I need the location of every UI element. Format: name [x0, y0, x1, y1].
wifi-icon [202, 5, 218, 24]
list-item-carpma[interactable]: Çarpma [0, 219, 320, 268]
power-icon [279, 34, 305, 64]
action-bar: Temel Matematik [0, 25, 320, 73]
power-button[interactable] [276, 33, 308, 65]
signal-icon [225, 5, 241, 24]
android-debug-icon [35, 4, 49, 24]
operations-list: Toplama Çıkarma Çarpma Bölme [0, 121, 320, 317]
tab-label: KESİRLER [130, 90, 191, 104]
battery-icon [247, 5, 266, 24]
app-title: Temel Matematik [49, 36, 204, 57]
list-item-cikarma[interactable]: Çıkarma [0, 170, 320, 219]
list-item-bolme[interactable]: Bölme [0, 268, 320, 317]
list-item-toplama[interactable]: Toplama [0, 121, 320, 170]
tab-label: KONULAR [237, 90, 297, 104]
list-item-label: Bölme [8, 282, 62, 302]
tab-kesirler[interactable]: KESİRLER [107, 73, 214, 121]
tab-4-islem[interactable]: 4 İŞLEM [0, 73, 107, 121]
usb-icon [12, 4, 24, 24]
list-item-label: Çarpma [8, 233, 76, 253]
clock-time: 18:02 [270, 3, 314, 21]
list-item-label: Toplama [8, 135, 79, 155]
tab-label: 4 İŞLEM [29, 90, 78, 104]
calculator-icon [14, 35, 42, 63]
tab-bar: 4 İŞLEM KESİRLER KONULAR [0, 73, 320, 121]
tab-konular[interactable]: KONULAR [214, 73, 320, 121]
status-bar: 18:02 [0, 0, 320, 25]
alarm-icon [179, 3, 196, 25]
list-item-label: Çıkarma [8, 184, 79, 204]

### The request
Can you rewrite the items from the first line up to and including the line with "power-button[interactable] [276, 33, 308, 65]", swapping "power-icon" for "power-glyph" and keeping everything else unchanged?

### Output of the exercise
I need the location of every UI element. Format: name [x0, y0, x1, y1].
wifi-icon [202, 5, 218, 24]
list-item-carpma[interactable]: Çarpma [0, 219, 320, 268]
power-glyph [279, 34, 305, 64]
action-bar: Temel Matematik [0, 25, 320, 73]
power-button[interactable] [276, 33, 308, 65]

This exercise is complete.